What the task asks:
Every entry that follows should be repeated exactly; drop the images.

====== Information given

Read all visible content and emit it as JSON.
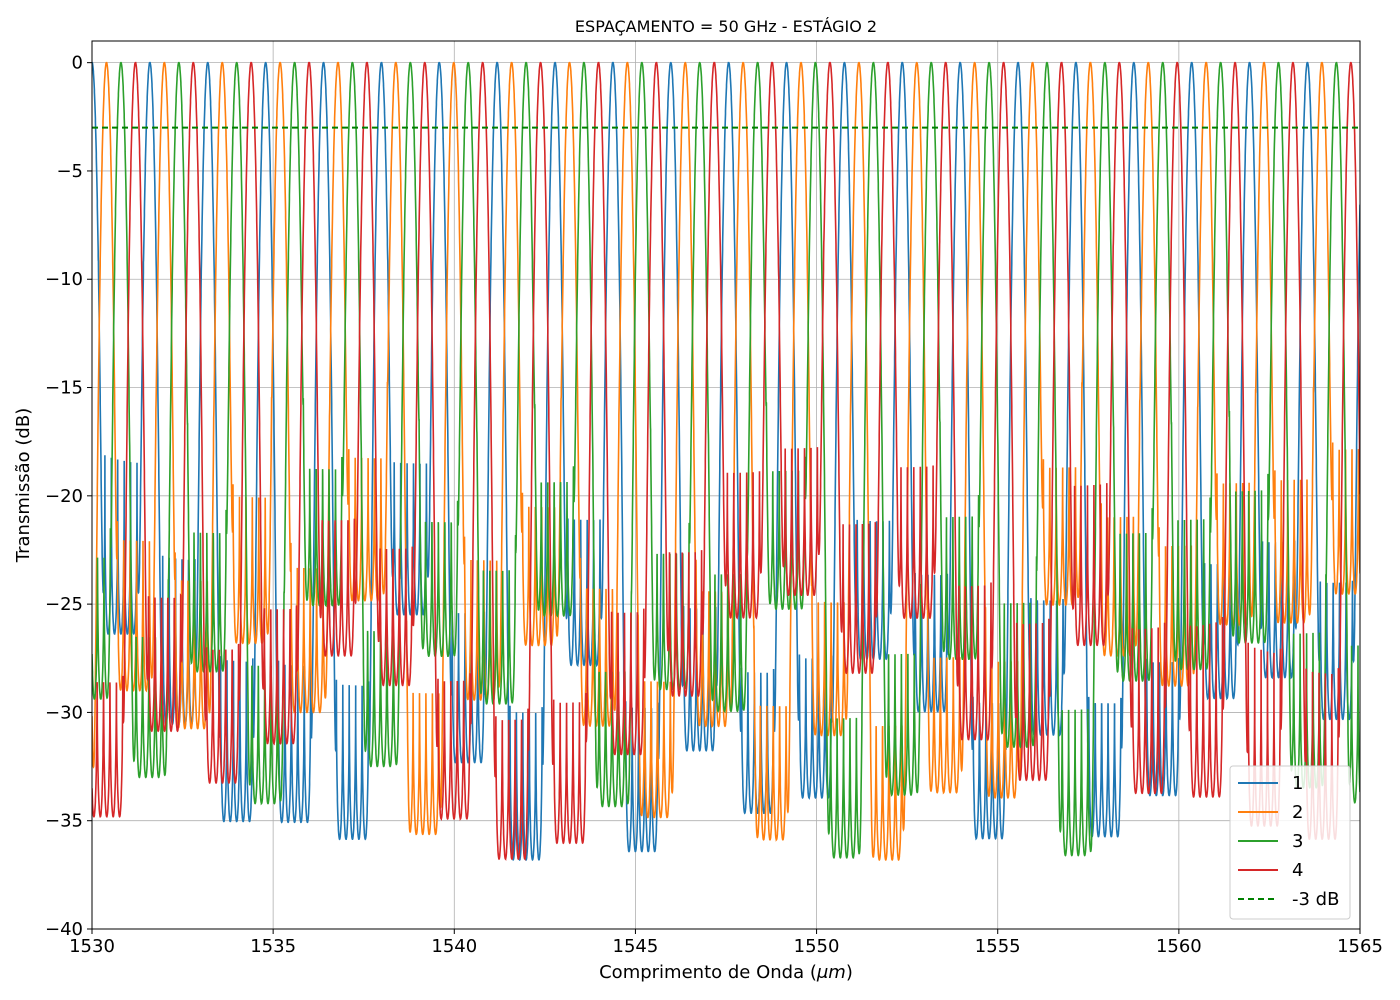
{
  "chart_data": {
    "type": "line",
    "title": "ESPAÇAMENTO = 50 GHz - ESTÁGIO 2",
    "xlabel_prefix": "Comprimento de Onda (",
    "xlabel_unit": "μm",
    "xlabel_suffix": ")",
    "ylabel": "Transmissão (dB)",
    "xlim": [
      1530,
      1565
    ],
    "ylim": [
      -40,
      1
    ],
    "xticks": [
      1530,
      1535,
      1540,
      1545,
      1550,
      1555,
      1560,
      1565
    ],
    "yticks": [
      0,
      -5,
      -10,
      -15,
      -20,
      -25,
      -30,
      -35,
      -40
    ],
    "xtick_labels": [
      "1530",
      "1535",
      "1540",
      "1545",
      "1550",
      "1555",
      "1560",
      "1565"
    ],
    "ytick_labels": [
      "0",
      "−5",
      "−10",
      "−15",
      "−20",
      "−25",
      "−30",
      "−35",
      "−40"
    ],
    "grid": true,
    "legend_position": "lower right",
    "channel_spacing_ghz": 50,
    "series": [
      {
        "name": "1",
        "color": "#1f77b4",
        "peak_db": 0,
        "channel_offset": 0
      },
      {
        "name": "2",
        "color": "#ff7f0e",
        "peak_db": 0,
        "channel_offset": 1
      },
      {
        "name": "3",
        "color": "#2ca02c",
        "peak_db": 0,
        "channel_offset": 2
      },
      {
        "name": "4",
        "color": "#d62728",
        "peak_db": 0,
        "channel_offset": 3
      },
      {
        "name": "-3 dB",
        "color": "#008000",
        "style": "dashed",
        "constant_db": -3
      }
    ]
  }
}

============

Response to the exercise:
Read all visible content and emit it as JSON.
{
  "chart_data": {
    "type": "line",
    "title": "ESPAÇAMENTO = 50 GHz - ESTÁGIO 2",
    "xlabel_prefix": "Comprimento de Onda (",
    "xlabel_unit": "μm",
    "xlabel_suffix": ")",
    "ylabel": "Transmissão (dB)",
    "xlim": [
      1530,
      1565
    ],
    "ylim": [
      -40,
      1
    ],
    "xticks": [
      1530,
      1535,
      1540,
      1545,
      1550,
      1555,
      1560,
      1565
    ],
    "yticks": [
      0,
      -5,
      -10,
      -15,
      -20,
      -25,
      -30,
      -35,
      -40
    ],
    "xtick_labels": [
      "1530",
      "1535",
      "1540",
      "1545",
      "1550",
      "1555",
      "1560",
      "1565"
    ],
    "ytick_labels": [
      "0",
      "−5",
      "−10",
      "−15",
      "−20",
      "−25",
      "−30",
      "−35",
      "−40"
    ],
    "grid": true,
    "legend_position": "lower right",
    "channel_spacing_ghz": 50,
    "series": [
      {
        "name": "1",
        "color": "#1f77b4",
        "peak_db": 0,
        "channel_offset": 0
      },
      {
        "name": "2",
        "color": "#ff7f0e",
        "peak_db": 0,
        "channel_offset": 1
      },
      {
        "name": "3",
        "color": "#2ca02c",
        "peak_db": 0,
        "channel_offset": 2
      },
      {
        "name": "4",
        "color": "#d62728",
        "peak_db": 0,
        "channel_offset": 3
      },
      {
        "name": "-3 dB",
        "color": "#008000",
        "style": "dashed",
        "constant_db": -3
      }
    ]
  }
}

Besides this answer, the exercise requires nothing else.